─── Page extract ───

[oclug] My Current Gentoo Setup
Tim Hosking
tim at trhosking.com
Sat Aug 24 01:59:08 EDT 2002
Dan Cardamore wrote:
>As far as performance is concerned, gentoo is noticably faster. I
>wonder if it has anything to do with the preemptive patches in the
>kernel since gentoo-sources has the -ac patch applied.
>
I suspect it has more to do with the fact that you have built the entire
system on your machine, for your machine.
I have the following in my /etc/make.conf on my dual Athlon workstation:
CHOST="i686-pc-linux-gnu"
CFLAGS="-march=i686 -O3 -pipe -mcpu=i686 -fforce-addr
-fomit-frame-pointer -funroll-loops -frerun-cse-after-loop
-frerun-loop-opt -malign-functions=4"
CXXFLAGS="-march=i686 -O3 -pipe -mcpu=i686 -fforce-addr
-fomit-frame-pointer -funroll-loops -frerun-cse-after-loop
-frerun-loop-opt -malign-functions=4"
As soon as GCC 3.0 is released and stable, I will of course change
-march & -mcpu to athlon :)
These optimisations were there right from the bootstrap phase of the
install. When building the kernel during the initial install (which was
still running the kernel & compiler from the CD) it took 6 minutes 40
seconds. After everything was built, I had to rebuild the kernel again
to correct a couple of things. This time it was running entirely from
the system built with the above flags. It took 3 minutes 30 seconds to
build a big, fat workstation kernel.
I would assume that the preemptive patches are also in the kernel on the
CD, but who knows?

───

• _Exercise task_:
In the mailing-list post about a Gentoo setup, list every flag on the CFLAGS setting that begins with "-f".

─── Given material ───

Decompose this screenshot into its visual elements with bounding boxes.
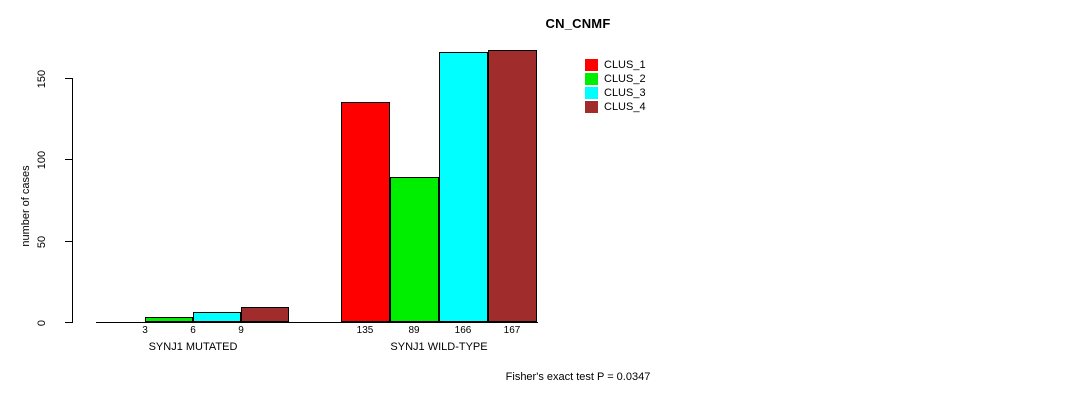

───

• _Written response_:
-fforce-addr
-fomit-frame-pointer
-funroll-loops
-frerun-cse-after-loop
-frerun-loop-opt